◆ SHORT PROBLEM
Repeat the records word for word, excluding any picture.

◆ RECORDED INFORMATION
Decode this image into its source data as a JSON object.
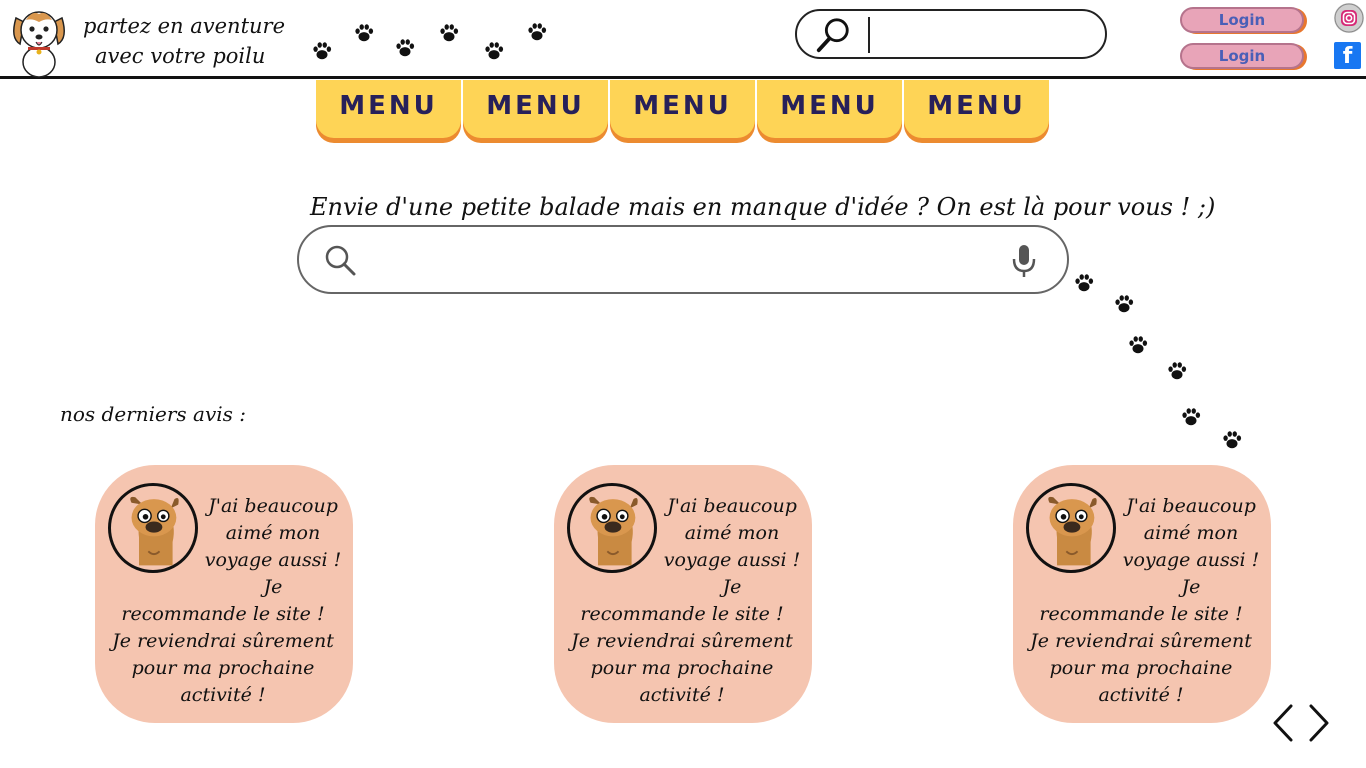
{
  "header": {
    "tagline_line1": "partez en aventure",
    "tagline_line2": "avec votre poilu",
    "search_placeholder": "",
    "login_buttons": [
      "Login",
      "Login"
    ],
    "social": {
      "facebook_glyph": "f"
    }
  },
  "menu": {
    "items": [
      "MENU",
      "MENU",
      "MENU",
      "MENU",
      "MENU"
    ]
  },
  "hero": {
    "prompt": "Envie d'une petite balade mais en manque d'idée ? On est là pour vous ! ;)",
    "search_placeholder": ""
  },
  "reviews": {
    "heading": "nos derniers avis :",
    "cards": [
      {
        "text": "J'ai beaucoup aimé mon voyage aussi ! Je recommande le site !\nJe reviendrai sûrement pour ma prochaine activité !"
      },
      {
        "text": "J'ai beaucoup aimé mon voyage aussi ! Je recommande le site !\nJe reviendrai sûrement pour ma prochaine activité !"
      },
      {
        "text": "J'ai beaucoup aimé mon voyage aussi ! Je recommande le site !\nJe reviendrai sûrement pour ma prochaine activité !"
      }
    ]
  },
  "icons": {
    "logo": "dog-logo-icon",
    "header_search": "magnifier-icon",
    "main_search": "search-icon",
    "mic": "microphone-icon",
    "instagram": "instagram-icon",
    "facebook": "facebook-icon",
    "paw": "paw-print-icon",
    "prev": "chevron-left-icon",
    "next": "chevron-right-icon"
  },
  "colors": {
    "menu_yellow": "#fed456",
    "menu_shadow": "#ec8b30",
    "menu_text": "#27205a",
    "card_pink": "#f5c5b0",
    "login_pink": "#e8a4b8",
    "login_text": "#4a5fb7",
    "facebook_blue": "#1877f2"
  }
}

◆ FINAL RESULT
Decode this image into its source data as a JSON object.
{
  "header": {
    "tagline_line1": "partez en aventure",
    "tagline_line2": "avec votre poilu",
    "search_placeholder": "",
    "login_buttons": [
      "Login",
      "Login"
    ],
    "social": {
      "facebook_glyph": "f"
    }
  },
  "menu": {
    "items": [
      "MENU",
      "MENU",
      "MENU",
      "MENU",
      "MENU"
    ]
  },
  "hero": {
    "prompt": "Envie d'une petite balade mais en manque d'idée ? On est là pour vous ! ;)",
    "search_placeholder": ""
  },
  "reviews": {
    "heading": "nos derniers avis :",
    "cards": [
      {
        "text": "J'ai beaucoup aimé mon voyage aussi ! Je recommande le site !\nJe reviendrai sûrement pour ma prochaine activité !"
      },
      {
        "text": "J'ai beaucoup aimé mon voyage aussi ! Je recommande le site !\nJe reviendrai sûrement pour ma prochaine activité !"
      },
      {
        "text": "J'ai beaucoup aimé mon voyage aussi ! Je recommande le site !\nJe reviendrai sûrement pour ma prochaine activité !"
      }
    ]
  },
  "icons": {
    "logo": "dog-logo-icon",
    "header_search": "magnifier-icon",
    "main_search": "search-icon",
    "mic": "microphone-icon",
    "instagram": "instagram-icon",
    "facebook": "facebook-icon",
    "paw": "paw-print-icon",
    "prev": "chevron-left-icon",
    "next": "chevron-right-icon"
  },
  "colors": {
    "menu_yellow": "#fed456",
    "menu_shadow": "#ec8b30",
    "menu_text": "#27205a",
    "card_pink": "#f5c5b0",
    "login_pink": "#e8a4b8",
    "login_text": "#4a5fb7",
    "facebook_blue": "#1877f2"
  }
}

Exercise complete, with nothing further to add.